Task prompt -
Look through the records below and collect all lines that hold the string "Store".

Material shown -
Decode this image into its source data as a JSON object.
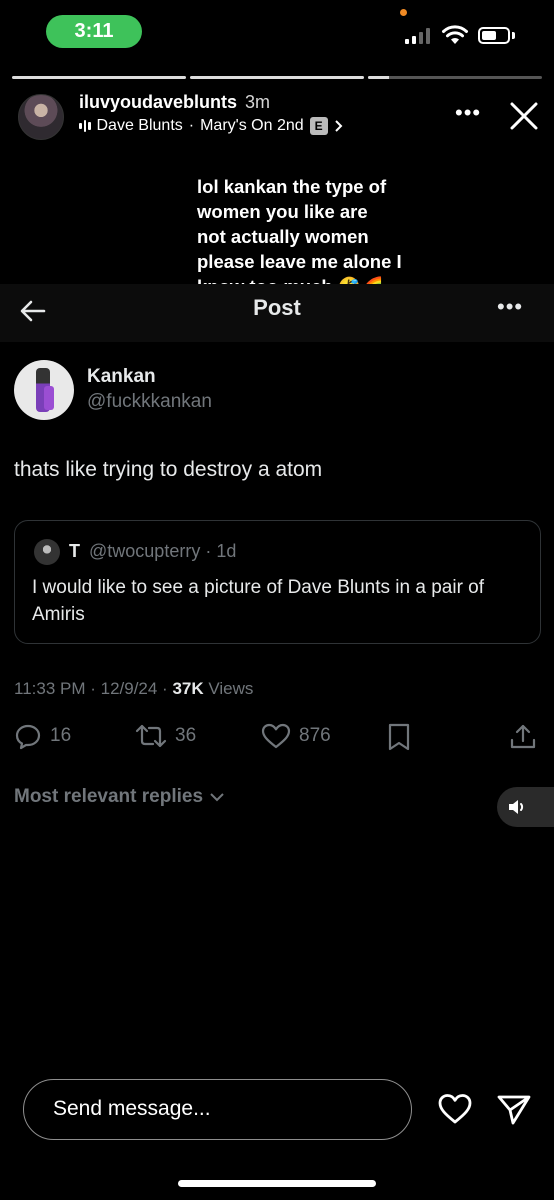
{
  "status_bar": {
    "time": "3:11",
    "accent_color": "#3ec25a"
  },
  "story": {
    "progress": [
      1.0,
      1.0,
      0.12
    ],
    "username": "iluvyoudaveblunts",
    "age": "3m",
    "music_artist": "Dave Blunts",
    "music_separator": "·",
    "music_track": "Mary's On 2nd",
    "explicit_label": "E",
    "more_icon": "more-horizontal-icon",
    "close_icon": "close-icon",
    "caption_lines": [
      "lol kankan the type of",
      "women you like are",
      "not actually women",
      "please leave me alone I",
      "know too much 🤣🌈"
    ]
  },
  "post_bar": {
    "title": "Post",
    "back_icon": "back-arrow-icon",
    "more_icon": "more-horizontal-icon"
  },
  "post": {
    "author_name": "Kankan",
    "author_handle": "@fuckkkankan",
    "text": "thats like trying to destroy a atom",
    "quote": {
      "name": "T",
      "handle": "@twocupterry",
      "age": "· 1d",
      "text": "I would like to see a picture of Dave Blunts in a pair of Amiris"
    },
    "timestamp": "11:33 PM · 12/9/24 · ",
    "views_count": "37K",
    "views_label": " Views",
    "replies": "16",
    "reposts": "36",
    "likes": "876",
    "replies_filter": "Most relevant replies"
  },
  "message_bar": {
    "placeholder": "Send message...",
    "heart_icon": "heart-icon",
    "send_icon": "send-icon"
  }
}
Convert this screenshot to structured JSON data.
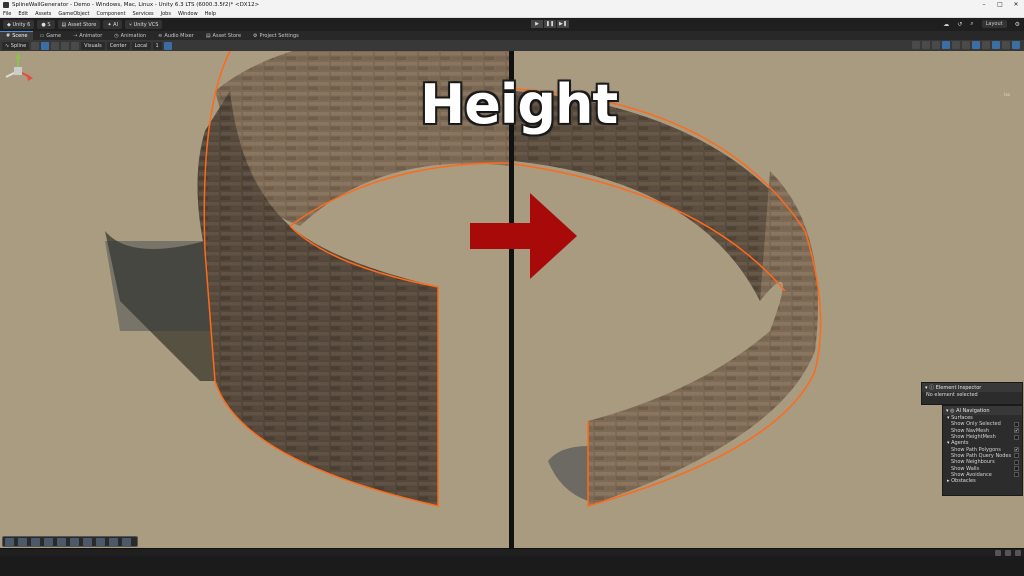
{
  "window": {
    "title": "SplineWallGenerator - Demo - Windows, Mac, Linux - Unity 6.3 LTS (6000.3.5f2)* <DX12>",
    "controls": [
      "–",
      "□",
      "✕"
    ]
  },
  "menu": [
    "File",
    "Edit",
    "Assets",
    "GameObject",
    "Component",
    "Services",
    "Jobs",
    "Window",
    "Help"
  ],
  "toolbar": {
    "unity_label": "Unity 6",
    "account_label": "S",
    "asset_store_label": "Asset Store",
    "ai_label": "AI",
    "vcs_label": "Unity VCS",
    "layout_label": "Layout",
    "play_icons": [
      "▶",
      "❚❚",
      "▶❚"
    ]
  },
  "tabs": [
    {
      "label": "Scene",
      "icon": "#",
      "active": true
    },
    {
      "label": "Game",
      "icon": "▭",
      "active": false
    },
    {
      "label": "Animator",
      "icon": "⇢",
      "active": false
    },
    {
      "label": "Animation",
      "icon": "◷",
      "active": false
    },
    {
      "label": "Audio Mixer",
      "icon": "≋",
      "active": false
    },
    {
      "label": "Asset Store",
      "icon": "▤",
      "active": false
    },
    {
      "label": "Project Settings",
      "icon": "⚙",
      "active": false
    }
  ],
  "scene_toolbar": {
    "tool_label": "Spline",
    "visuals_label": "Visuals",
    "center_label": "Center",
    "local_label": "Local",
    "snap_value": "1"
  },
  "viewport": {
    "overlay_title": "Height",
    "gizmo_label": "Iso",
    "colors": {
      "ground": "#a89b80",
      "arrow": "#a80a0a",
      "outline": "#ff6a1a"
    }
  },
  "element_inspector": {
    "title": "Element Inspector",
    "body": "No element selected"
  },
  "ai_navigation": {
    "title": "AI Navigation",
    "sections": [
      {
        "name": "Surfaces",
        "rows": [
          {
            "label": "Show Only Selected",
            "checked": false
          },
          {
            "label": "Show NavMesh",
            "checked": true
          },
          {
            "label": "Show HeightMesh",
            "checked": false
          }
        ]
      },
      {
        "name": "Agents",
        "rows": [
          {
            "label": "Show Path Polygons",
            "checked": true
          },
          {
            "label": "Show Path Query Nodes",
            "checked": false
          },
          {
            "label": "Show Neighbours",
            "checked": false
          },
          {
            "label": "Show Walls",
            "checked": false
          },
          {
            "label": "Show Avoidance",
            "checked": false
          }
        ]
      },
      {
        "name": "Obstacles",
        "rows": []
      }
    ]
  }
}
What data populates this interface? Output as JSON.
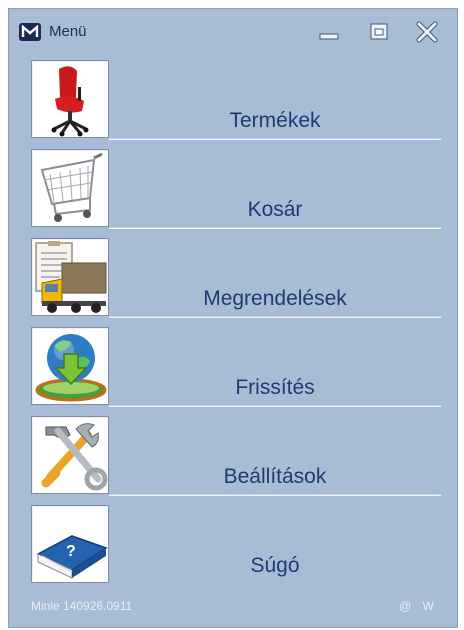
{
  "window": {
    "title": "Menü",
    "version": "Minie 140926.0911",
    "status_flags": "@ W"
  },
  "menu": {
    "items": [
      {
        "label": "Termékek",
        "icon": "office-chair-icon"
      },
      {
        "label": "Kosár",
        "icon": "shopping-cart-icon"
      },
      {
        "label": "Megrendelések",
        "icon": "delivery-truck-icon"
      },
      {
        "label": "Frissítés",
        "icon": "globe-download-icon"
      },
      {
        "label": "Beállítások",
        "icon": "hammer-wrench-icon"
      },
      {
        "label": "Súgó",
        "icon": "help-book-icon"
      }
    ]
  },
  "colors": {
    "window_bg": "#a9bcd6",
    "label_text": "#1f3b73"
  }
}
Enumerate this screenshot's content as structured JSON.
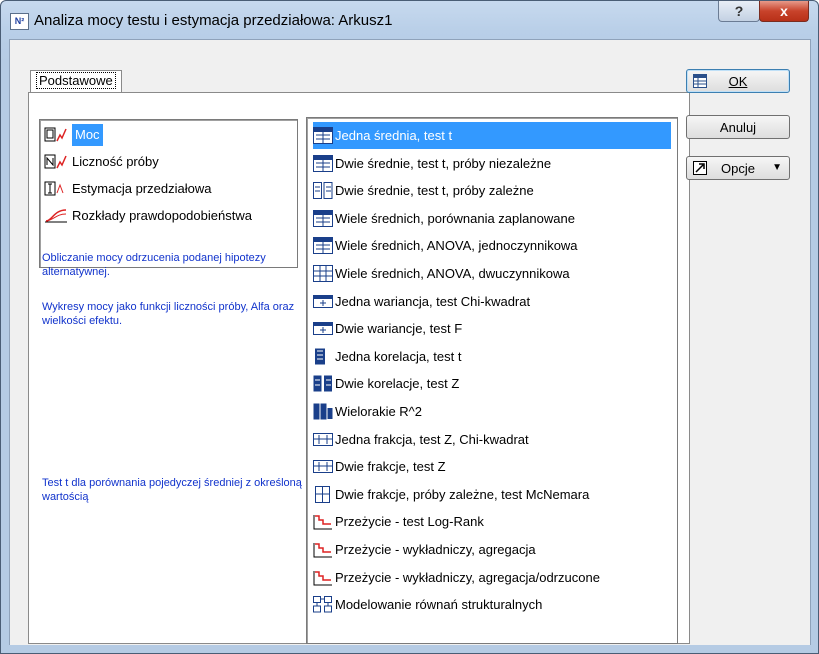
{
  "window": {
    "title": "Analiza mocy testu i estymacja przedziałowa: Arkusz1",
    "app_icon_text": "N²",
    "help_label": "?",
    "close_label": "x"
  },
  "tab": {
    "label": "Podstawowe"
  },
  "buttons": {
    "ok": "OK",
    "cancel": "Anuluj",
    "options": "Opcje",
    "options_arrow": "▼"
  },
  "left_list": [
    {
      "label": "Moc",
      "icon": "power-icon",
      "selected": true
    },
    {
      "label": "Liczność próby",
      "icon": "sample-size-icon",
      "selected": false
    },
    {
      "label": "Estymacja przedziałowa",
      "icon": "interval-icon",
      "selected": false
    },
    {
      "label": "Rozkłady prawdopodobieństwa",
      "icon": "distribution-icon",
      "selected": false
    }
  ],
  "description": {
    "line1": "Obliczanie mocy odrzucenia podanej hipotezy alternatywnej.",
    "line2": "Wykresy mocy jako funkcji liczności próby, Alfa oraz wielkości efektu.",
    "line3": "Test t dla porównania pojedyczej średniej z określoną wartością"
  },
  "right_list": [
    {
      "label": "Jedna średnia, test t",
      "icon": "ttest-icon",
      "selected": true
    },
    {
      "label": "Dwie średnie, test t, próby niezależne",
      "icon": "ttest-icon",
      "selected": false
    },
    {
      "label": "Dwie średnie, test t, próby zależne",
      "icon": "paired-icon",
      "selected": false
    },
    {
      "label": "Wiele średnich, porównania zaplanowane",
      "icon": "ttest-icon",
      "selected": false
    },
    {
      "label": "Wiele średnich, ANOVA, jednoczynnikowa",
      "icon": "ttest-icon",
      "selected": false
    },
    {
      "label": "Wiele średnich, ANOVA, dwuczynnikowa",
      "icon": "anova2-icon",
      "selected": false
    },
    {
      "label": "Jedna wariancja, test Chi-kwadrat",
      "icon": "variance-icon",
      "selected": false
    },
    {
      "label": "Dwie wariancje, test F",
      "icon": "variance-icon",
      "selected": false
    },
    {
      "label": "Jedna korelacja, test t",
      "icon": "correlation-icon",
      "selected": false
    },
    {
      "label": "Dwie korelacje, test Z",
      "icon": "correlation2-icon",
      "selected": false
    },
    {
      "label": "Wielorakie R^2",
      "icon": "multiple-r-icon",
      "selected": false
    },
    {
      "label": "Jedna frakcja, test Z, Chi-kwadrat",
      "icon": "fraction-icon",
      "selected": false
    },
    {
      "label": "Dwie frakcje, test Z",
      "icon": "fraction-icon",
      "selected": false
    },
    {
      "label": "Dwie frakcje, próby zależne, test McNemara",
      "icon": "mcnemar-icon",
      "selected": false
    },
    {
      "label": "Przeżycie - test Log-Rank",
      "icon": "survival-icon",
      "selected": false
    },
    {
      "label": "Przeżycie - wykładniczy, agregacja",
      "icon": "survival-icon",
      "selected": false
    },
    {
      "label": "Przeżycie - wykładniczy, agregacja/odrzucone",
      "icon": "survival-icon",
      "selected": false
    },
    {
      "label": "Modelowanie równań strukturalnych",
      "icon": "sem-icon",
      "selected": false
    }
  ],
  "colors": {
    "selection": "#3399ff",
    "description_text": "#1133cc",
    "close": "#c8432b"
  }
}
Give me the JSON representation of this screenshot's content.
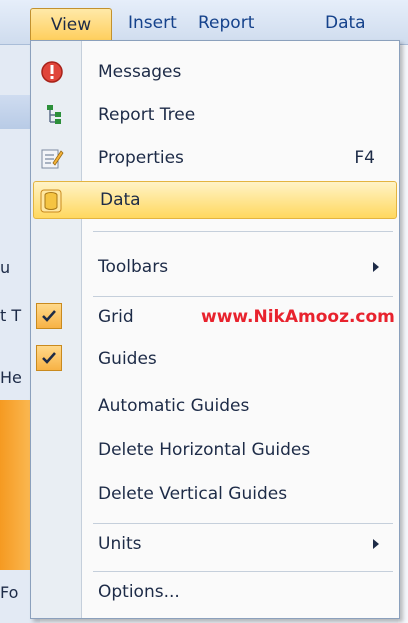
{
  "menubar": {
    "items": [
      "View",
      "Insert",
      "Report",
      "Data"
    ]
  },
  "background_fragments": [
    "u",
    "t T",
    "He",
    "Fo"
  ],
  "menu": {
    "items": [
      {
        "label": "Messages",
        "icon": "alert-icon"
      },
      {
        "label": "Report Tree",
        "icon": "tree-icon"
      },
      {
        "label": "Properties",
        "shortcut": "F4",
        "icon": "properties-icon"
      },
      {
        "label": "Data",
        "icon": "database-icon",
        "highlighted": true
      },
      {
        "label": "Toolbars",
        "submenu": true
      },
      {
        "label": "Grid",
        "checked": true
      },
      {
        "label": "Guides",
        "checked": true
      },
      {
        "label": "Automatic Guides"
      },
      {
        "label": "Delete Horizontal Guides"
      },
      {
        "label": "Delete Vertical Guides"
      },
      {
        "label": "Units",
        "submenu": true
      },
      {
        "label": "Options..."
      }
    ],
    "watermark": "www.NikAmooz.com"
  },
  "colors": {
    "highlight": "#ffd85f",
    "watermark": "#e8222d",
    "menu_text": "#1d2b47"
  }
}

Final answer -
    "asset_store_label": "Asset Store",
      "label": "Asset Store",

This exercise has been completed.